▸ **BRIEF**
Repeat the lines of the listing verbatim, running from its start through the line that contains "bar xyxy=(994,382,1050,427)".

▸ **Entries taken from a collection**
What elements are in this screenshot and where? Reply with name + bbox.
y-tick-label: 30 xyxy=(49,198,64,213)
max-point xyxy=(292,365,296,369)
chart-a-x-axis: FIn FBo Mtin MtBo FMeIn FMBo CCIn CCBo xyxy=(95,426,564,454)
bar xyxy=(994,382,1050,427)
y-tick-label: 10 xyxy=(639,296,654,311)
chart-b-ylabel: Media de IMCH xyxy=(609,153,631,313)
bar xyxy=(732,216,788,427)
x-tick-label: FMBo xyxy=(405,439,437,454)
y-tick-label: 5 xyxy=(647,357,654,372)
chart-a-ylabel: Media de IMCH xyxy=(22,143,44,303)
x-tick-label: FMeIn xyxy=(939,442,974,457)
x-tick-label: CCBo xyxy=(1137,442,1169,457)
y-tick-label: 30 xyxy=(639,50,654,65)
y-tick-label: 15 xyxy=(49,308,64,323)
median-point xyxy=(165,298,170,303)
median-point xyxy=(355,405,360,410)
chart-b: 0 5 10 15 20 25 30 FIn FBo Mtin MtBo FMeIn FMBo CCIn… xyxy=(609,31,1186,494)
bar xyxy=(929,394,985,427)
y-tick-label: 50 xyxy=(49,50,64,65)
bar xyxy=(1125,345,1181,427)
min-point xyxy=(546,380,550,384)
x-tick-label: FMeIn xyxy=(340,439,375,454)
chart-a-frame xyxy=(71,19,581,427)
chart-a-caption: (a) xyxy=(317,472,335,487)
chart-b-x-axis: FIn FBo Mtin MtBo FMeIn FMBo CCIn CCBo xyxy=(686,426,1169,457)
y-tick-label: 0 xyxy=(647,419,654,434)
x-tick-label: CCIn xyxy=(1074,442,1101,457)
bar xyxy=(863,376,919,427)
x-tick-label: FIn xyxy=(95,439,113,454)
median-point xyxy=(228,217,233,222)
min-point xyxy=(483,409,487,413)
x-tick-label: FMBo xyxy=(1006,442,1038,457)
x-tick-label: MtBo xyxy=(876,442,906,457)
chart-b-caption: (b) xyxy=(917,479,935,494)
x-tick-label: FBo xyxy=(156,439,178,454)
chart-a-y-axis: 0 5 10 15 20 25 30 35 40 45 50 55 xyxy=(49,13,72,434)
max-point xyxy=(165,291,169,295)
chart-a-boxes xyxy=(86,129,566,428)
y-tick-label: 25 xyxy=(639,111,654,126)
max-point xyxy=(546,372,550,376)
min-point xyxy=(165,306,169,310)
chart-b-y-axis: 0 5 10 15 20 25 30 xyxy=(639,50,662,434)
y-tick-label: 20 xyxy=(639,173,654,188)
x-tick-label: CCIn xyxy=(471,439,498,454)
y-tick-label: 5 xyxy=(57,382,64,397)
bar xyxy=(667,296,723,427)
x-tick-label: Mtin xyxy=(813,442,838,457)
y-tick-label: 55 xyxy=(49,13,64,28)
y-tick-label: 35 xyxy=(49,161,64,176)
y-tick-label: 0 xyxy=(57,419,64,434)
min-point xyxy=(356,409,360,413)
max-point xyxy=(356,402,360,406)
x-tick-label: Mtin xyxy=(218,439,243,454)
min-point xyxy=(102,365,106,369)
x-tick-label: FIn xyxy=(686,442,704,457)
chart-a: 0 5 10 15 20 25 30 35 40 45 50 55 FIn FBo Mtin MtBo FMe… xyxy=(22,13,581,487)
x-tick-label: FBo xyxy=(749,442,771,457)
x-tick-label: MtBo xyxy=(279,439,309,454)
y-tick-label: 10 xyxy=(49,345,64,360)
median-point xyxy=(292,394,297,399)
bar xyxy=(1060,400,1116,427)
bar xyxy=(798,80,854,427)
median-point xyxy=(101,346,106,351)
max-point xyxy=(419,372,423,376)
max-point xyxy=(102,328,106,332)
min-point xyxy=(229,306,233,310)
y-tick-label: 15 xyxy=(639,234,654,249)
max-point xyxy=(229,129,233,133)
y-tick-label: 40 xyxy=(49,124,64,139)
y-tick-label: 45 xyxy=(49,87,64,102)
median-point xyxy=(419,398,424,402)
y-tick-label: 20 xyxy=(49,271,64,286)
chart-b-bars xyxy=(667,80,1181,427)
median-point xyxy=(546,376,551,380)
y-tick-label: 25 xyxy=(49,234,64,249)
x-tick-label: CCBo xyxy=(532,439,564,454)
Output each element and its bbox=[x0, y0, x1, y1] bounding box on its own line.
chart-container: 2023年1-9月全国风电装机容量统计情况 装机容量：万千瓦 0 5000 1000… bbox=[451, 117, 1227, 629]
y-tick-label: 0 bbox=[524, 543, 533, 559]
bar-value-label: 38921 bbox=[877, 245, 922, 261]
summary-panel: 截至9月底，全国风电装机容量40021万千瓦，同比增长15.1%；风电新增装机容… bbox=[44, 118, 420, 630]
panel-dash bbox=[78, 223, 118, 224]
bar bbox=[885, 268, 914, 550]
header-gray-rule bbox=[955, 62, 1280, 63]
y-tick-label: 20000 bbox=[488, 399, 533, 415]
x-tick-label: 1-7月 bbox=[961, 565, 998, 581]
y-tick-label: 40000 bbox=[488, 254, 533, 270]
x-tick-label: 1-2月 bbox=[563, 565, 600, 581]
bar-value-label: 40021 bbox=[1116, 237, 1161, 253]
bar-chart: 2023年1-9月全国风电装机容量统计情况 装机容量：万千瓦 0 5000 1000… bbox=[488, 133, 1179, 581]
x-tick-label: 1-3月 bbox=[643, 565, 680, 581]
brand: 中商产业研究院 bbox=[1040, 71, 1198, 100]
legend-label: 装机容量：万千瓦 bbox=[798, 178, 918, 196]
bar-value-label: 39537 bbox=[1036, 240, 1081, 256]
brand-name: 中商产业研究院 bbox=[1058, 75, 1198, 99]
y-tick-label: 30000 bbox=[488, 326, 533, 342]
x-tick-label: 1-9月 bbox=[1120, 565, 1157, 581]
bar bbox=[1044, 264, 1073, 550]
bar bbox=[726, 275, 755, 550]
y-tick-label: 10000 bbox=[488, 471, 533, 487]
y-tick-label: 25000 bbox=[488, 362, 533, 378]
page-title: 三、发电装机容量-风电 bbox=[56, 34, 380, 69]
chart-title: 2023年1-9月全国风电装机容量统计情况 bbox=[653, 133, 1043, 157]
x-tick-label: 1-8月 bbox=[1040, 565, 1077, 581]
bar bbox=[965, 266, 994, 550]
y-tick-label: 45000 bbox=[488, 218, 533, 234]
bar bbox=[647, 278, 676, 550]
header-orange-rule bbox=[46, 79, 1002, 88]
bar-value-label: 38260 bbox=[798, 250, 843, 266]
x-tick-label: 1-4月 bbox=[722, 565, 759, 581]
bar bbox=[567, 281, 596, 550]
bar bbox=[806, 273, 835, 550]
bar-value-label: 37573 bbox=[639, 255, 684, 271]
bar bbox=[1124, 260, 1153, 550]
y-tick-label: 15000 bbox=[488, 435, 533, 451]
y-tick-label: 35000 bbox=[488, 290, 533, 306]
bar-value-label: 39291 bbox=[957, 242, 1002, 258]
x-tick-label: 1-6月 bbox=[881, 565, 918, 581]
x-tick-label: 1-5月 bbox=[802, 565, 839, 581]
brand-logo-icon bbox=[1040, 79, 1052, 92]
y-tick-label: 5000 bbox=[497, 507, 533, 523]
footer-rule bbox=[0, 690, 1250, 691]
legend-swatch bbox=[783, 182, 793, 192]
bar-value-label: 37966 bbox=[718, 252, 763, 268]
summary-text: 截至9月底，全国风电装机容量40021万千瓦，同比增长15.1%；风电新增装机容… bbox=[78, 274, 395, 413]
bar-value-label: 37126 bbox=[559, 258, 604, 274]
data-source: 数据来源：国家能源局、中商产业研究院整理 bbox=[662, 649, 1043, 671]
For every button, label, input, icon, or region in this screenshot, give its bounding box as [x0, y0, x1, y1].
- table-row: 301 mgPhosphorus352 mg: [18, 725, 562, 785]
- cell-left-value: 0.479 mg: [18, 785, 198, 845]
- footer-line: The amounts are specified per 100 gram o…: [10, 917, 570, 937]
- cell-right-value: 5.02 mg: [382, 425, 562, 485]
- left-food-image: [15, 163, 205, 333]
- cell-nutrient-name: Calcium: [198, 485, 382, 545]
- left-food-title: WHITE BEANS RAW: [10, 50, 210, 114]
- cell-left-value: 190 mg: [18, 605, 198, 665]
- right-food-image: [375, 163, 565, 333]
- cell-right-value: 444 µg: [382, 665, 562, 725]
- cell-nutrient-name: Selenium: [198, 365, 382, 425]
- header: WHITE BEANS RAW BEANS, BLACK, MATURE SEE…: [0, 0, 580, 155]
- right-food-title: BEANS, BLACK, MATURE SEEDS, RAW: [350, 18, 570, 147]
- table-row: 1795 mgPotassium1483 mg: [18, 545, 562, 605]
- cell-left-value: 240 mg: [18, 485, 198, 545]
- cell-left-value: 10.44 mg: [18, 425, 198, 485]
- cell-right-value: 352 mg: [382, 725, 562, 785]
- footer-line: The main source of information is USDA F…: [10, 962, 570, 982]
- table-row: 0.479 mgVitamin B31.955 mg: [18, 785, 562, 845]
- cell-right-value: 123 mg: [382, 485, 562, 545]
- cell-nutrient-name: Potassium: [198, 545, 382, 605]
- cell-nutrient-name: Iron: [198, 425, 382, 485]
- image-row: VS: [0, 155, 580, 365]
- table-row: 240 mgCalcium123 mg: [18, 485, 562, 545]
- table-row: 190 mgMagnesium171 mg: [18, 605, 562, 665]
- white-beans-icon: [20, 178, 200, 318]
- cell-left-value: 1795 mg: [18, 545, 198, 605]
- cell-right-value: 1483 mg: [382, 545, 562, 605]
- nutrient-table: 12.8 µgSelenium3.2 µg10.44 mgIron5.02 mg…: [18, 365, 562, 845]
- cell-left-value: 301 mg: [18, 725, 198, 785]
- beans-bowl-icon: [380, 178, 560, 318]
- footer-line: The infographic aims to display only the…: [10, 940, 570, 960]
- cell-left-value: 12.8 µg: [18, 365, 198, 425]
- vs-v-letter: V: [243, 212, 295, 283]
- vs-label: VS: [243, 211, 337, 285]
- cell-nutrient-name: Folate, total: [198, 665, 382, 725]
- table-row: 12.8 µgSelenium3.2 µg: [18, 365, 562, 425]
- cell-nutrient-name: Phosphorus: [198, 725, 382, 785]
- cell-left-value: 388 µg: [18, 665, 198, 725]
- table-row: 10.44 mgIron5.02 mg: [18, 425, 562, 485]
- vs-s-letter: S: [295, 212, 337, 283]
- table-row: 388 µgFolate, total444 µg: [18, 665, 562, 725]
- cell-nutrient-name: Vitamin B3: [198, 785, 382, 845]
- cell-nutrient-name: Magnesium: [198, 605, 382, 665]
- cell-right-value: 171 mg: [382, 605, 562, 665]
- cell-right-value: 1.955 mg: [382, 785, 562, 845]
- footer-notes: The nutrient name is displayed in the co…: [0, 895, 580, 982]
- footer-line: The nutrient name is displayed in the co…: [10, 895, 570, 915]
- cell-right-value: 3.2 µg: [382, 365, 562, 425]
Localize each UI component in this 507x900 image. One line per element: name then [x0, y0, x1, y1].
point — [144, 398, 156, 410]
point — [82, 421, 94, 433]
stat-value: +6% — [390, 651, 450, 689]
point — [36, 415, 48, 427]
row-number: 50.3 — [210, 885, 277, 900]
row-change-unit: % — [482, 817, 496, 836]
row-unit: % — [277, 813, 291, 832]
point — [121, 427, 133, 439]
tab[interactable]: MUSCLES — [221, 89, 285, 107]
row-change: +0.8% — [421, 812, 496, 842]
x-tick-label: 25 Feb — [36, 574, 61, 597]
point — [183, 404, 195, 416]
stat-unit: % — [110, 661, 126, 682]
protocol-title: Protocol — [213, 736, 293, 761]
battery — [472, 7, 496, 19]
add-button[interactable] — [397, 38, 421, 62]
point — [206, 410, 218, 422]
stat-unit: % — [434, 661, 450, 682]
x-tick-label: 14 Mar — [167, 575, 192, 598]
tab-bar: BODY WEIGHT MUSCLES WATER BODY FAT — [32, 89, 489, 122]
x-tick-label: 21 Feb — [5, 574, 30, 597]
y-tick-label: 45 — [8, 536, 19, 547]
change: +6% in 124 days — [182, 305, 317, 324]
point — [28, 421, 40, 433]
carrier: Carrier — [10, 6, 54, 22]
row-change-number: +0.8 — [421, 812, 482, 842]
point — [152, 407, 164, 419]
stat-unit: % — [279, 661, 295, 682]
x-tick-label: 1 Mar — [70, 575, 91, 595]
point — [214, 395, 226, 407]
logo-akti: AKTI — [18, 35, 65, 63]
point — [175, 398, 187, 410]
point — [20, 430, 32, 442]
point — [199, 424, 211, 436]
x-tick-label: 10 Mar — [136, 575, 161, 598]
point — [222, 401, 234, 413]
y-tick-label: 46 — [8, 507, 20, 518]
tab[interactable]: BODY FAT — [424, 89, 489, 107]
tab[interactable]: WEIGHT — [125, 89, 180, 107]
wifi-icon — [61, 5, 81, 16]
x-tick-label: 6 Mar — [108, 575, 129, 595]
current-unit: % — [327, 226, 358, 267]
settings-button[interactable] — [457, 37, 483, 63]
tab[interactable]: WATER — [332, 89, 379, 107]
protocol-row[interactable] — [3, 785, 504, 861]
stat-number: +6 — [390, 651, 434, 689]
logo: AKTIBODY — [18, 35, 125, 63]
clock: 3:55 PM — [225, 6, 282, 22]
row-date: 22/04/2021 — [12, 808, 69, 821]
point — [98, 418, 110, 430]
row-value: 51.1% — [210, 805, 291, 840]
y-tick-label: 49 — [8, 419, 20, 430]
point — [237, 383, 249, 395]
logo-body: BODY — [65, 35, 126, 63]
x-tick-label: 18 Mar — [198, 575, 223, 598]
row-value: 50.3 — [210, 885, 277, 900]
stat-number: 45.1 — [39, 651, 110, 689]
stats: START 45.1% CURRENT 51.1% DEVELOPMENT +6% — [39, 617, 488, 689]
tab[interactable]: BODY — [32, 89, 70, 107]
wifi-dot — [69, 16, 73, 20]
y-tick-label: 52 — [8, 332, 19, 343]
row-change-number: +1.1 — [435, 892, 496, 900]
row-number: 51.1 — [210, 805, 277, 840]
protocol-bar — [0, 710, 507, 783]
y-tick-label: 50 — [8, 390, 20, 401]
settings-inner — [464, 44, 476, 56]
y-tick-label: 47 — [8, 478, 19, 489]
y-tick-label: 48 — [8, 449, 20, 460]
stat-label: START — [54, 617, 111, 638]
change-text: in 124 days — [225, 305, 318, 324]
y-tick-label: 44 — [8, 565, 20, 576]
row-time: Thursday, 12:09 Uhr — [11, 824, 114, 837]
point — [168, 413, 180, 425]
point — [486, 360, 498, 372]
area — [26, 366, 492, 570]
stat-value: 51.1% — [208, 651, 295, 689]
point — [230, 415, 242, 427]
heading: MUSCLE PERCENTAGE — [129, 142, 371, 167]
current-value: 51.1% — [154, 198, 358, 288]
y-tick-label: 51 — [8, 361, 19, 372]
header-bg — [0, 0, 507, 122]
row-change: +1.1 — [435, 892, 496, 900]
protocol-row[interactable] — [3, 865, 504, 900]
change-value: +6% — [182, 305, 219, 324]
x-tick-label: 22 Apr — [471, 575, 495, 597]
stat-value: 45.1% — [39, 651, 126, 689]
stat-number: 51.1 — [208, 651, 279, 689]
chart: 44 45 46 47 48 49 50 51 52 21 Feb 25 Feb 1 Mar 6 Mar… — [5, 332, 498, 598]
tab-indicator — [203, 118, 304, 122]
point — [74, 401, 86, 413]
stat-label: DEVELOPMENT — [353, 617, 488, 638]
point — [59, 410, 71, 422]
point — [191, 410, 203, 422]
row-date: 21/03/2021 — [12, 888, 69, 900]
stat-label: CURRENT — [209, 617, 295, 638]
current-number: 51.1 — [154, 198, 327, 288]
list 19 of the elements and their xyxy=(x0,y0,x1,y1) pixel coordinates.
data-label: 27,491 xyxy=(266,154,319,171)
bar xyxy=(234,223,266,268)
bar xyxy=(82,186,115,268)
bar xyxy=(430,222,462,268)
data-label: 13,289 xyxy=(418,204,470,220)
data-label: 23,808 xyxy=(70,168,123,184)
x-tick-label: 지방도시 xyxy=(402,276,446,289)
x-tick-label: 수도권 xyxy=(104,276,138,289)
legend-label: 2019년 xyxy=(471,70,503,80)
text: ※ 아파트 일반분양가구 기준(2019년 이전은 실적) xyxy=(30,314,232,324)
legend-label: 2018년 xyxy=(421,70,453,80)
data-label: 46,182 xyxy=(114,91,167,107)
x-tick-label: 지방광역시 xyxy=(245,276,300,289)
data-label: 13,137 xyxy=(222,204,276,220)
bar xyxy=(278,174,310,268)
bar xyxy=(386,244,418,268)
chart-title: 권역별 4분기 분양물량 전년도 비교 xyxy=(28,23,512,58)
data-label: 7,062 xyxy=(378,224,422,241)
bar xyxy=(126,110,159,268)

▸ **PROBLEM SOLUTION**
What elements are in this screenshot and where? Reply with name + bbox.
y-tick-label: 30 xyxy=(49,198,64,213)
max-point xyxy=(292,365,296,369)
chart-a-x-axis: FIn FBo Mtin MtBo FMeIn FMBo CCIn CCBo xyxy=(95,426,564,454)
bar xyxy=(994,382,1050,427)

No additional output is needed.